WHAT YOU ARE ASKED TO DO: Output all of the entries exactly as written.

Figure record listings

## START

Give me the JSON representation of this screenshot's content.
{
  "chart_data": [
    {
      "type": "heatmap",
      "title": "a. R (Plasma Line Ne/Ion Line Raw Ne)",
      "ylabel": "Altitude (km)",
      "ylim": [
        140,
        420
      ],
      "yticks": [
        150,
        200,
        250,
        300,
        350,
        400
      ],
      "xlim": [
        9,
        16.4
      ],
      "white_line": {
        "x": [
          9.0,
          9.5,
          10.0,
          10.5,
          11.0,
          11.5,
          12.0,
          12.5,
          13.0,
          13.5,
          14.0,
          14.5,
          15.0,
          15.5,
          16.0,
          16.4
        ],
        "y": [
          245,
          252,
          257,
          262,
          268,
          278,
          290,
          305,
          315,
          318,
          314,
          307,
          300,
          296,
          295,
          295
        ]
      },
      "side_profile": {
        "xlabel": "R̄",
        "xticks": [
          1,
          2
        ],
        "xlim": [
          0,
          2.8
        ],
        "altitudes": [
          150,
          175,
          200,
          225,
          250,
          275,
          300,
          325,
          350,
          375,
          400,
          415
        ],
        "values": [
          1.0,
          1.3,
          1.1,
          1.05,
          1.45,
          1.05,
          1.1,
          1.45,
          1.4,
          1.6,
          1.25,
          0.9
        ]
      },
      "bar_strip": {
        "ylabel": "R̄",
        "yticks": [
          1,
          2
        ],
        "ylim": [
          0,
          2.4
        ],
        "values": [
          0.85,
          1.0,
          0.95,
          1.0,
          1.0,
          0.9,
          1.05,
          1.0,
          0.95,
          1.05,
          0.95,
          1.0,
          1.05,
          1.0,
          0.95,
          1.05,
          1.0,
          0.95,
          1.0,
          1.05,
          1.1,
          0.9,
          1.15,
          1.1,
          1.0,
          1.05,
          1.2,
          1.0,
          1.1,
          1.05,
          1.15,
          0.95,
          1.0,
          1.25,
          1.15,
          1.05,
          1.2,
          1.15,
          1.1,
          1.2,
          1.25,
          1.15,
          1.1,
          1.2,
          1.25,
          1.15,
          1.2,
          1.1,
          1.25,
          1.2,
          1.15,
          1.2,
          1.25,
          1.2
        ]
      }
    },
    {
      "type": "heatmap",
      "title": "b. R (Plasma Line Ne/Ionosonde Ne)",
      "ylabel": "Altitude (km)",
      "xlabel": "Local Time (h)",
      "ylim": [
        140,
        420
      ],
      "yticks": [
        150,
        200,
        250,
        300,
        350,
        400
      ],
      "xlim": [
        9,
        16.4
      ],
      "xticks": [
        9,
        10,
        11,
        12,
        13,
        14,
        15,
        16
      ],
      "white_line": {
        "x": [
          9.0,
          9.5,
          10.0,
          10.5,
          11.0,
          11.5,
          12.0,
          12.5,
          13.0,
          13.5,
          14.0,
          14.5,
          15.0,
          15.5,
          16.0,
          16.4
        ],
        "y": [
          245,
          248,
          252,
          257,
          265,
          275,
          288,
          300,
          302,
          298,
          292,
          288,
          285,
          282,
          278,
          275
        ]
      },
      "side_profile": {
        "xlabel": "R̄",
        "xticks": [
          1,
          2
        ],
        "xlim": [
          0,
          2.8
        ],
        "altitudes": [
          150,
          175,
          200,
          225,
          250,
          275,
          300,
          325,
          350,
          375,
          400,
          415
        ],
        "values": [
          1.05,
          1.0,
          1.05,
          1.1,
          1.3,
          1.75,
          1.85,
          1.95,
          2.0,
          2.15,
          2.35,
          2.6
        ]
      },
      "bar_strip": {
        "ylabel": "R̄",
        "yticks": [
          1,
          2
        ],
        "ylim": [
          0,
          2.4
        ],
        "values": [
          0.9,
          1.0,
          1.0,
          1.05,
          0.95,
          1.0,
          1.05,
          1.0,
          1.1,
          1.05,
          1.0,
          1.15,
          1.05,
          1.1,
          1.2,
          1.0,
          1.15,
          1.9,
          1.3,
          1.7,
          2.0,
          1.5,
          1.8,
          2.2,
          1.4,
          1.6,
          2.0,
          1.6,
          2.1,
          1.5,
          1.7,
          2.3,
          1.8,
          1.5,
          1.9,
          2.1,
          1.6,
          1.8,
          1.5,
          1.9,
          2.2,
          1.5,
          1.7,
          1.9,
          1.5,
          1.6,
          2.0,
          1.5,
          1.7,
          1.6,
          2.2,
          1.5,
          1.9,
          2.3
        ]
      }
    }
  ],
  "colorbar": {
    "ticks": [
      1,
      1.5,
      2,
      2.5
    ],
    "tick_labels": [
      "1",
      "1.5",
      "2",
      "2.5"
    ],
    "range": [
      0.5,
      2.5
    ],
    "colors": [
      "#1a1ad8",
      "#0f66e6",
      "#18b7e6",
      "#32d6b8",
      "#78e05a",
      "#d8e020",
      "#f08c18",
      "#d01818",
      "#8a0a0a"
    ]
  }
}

## END

RESPONSE TO THE TASK:
Give me the JSON representation of this screenshot's content.
{
  "chart_data": [
    {
      "type": "heatmap",
      "title": "a. R (Plasma Line Ne/Ion Line Raw Ne)",
      "ylabel": "Altitude (km)",
      "ylim": [
        140,
        420
      ],
      "yticks": [
        150,
        200,
        250,
        300,
        350,
        400
      ],
      "xlim": [
        9,
        16.4
      ],
      "white_line": {
        "x": [
          9.0,
          9.5,
          10.0,
          10.5,
          11.0,
          11.5,
          12.0,
          12.5,
          13.0,
          13.5,
          14.0,
          14.5,
          15.0,
          15.5,
          16.0,
          16.4
        ],
        "y": [
          245,
          252,
          257,
          262,
          268,
          278,
          290,
          305,
          315,
          318,
          314,
          307,
          300,
          296,
          295,
          295
        ]
      },
      "side_profile": {
        "xlabel": "R̄",
        "xticks": [
          1,
          2
        ],
        "xlim": [
          0,
          2.8
        ],
        "altitudes": [
          150,
          175,
          200,
          225,
          250,
          275,
          300,
          325,
          350,
          375,
          400,
          415
        ],
        "values": [
          1.0,
          1.3,
          1.1,
          1.05,
          1.45,
          1.05,
          1.1,
          1.45,
          1.4,
          1.6,
          1.25,
          0.9
        ]
      },
      "bar_strip": {
        "ylabel": "R̄",
        "yticks": [
          1,
          2
        ],
        "ylim": [
          0,
          2.4
        ],
        "values": [
          0.85,
          1.0,
          0.95,
          1.0,
          1.0,
          0.9,
          1.05,
          1.0,
          0.95,
          1.05,
          0.95,
          1.0,
          1.05,
          1.0,
          0.95,
          1.05,
          1.0,
          0.95,
          1.0,
          1.05,
          1.1,
          0.9,
          1.15,
          1.1,
          1.0,
          1.05,
          1.2,
          1.0,
          1.1,
          1.05,
          1.15,
          0.95,
          1.0,
          1.25,
          1.15,
          1.05,
          1.2,
          1.15,
          1.1,
          1.2,
          1.25,
          1.15,
          1.1,
          1.2,
          1.25,
          1.15,
          1.2,
          1.1,
          1.25,
          1.2,
          1.15,
          1.2,
          1.25,
          1.2
        ]
      }
    },
    {
      "type": "heatmap",
      "title": "b. R (Plasma Line Ne/Ionosonde Ne)",
      "ylabel": "Altitude (km)",
      "xlabel": "Local Time (h)",
      "ylim": [
        140,
        420
      ],
      "yticks": [
        150,
        200,
        250,
        300,
        350,
        400
      ],
      "xlim": [
        9,
        16.4
      ],
      "xticks": [
        9,
        10,
        11,
        12,
        13,
        14,
        15,
        16
      ],
      "white_line": {
        "x": [
          9.0,
          9.5,
          10.0,
          10.5,
          11.0,
          11.5,
          12.0,
          12.5,
          13.0,
          13.5,
          14.0,
          14.5,
          15.0,
          15.5,
          16.0,
          16.4
        ],
        "y": [
          245,
          248,
          252,
          257,
          265,
          275,
          288,
          300,
          302,
          298,
          292,
          288,
          285,
          282,
          278,
          275
        ]
      },
      "side_profile": {
        "xlabel": "R̄",
        "xticks": [
          1,
          2
        ],
        "xlim": [
          0,
          2.8
        ],
        "altitudes": [
          150,
          175,
          200,
          225,
          250,
          275,
          300,
          325,
          350,
          375,
          400,
          415
        ],
        "values": [
          1.05,
          1.0,
          1.05,
          1.1,
          1.3,
          1.75,
          1.85,
          1.95,
          2.0,
          2.15,
          2.35,
          2.6
        ]
      },
      "bar_strip": {
        "ylabel": "R̄",
        "yticks": [
          1,
          2
        ],
        "ylim": [
          0,
          2.4
        ],
        "values": [
          0.9,
          1.0,
          1.0,
          1.05,
          0.95,
          1.0,
          1.05,
          1.0,
          1.1,
          1.05,
          1.0,
          1.15,
          1.05,
          1.1,
          1.2,
          1.0,
          1.15,
          1.9,
          1.3,
          1.7,
          2.0,
          1.5,
          1.8,
          2.2,
          1.4,
          1.6,
          2.0,
          1.6,
          2.1,
          1.5,
          1.7,
          2.3,
          1.8,
          1.5,
          1.9,
          2.1,
          1.6,
          1.8,
          1.5,
          1.9,
          2.2,
          1.5,
          1.7,
          1.9,
          1.5,
          1.6,
          2.0,
          1.5,
          1.7,
          1.6,
          2.2,
          1.5,
          1.9,
          2.3
        ]
      }
    }
  ],
  "colorbar": {
    "ticks": [
      1,
      1.5,
      2,
      2.5
    ],
    "tick_labels": [
      "1",
      "1.5",
      "2",
      "2.5"
    ],
    "range": [
      0.5,
      2.5
    ],
    "colors": [
      "#1a1ad8",
      "#0f66e6",
      "#18b7e6",
      "#32d6b8",
      "#78e05a",
      "#d8e020",
      "#f08c18",
      "#d01818",
      "#8a0a0a"
    ]
  }
}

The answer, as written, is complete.